▶ [Task details]: Pull every line with the word "JSON" out of the entries below.

====

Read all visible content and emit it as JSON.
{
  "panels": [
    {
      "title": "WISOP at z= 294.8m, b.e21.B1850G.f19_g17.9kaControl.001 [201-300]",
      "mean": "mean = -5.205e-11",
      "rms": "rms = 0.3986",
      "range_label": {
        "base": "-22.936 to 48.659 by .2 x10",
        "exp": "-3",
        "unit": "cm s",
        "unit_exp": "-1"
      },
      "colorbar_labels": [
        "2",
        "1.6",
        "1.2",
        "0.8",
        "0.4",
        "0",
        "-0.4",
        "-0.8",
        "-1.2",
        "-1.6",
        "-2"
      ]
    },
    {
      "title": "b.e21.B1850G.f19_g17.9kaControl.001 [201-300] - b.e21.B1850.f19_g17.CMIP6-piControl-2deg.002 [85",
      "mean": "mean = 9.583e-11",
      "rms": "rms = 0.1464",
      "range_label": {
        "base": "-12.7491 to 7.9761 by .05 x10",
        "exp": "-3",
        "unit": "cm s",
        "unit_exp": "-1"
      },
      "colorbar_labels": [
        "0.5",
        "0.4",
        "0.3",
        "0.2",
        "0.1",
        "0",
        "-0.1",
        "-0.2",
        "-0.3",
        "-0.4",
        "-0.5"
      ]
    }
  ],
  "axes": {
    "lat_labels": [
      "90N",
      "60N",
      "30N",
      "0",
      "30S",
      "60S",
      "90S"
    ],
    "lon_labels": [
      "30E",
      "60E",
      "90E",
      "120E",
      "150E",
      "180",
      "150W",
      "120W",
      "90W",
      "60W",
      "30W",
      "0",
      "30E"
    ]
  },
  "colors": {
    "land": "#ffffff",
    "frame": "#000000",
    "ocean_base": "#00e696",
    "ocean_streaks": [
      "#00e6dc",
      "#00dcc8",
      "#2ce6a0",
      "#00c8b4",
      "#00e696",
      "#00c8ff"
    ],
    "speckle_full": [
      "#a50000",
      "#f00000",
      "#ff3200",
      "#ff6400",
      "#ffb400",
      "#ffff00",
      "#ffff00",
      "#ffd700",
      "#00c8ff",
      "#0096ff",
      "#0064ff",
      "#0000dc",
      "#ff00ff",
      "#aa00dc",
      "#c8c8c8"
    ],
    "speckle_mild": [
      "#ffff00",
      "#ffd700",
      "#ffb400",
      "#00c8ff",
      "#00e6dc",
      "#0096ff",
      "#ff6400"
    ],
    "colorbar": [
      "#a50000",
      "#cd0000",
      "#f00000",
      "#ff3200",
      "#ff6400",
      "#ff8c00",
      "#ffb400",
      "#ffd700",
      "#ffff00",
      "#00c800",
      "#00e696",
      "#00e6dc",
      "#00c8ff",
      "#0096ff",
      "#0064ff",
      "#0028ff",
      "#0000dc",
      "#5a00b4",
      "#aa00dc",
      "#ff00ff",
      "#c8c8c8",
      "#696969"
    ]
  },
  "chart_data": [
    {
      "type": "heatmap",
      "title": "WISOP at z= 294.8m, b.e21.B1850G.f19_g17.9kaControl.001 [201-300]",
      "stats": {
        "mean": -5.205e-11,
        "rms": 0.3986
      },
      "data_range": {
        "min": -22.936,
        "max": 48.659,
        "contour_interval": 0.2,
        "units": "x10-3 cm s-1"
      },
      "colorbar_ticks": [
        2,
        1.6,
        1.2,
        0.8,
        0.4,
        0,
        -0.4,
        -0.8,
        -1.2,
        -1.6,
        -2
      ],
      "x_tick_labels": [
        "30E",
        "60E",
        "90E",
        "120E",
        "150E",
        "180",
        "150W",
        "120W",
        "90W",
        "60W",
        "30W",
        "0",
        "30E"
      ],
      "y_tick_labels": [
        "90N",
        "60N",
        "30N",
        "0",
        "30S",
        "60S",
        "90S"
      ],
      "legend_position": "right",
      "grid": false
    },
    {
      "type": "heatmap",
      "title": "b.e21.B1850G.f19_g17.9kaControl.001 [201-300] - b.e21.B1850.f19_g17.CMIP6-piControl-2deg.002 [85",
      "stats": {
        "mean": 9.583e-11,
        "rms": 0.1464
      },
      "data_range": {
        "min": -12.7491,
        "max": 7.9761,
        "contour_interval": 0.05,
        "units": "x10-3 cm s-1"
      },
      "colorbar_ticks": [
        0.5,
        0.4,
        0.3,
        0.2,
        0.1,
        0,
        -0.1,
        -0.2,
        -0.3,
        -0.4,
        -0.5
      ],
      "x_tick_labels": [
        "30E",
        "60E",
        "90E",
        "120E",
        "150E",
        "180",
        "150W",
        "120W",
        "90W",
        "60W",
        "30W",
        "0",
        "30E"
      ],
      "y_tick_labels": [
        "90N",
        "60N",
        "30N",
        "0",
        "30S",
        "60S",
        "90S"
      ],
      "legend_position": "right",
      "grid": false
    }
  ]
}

====

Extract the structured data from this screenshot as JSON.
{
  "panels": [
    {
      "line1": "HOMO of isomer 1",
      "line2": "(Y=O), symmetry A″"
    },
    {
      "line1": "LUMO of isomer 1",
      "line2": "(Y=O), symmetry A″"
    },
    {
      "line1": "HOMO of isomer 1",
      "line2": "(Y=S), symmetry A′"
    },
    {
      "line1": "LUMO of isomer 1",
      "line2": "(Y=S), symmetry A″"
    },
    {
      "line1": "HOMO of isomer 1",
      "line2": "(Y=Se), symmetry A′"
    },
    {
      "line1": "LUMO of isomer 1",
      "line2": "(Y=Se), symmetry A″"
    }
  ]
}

====

▶ [Right answer]:
Read all visible content and emit it as JSON.
Extract the structured data from this screenshot as JSON.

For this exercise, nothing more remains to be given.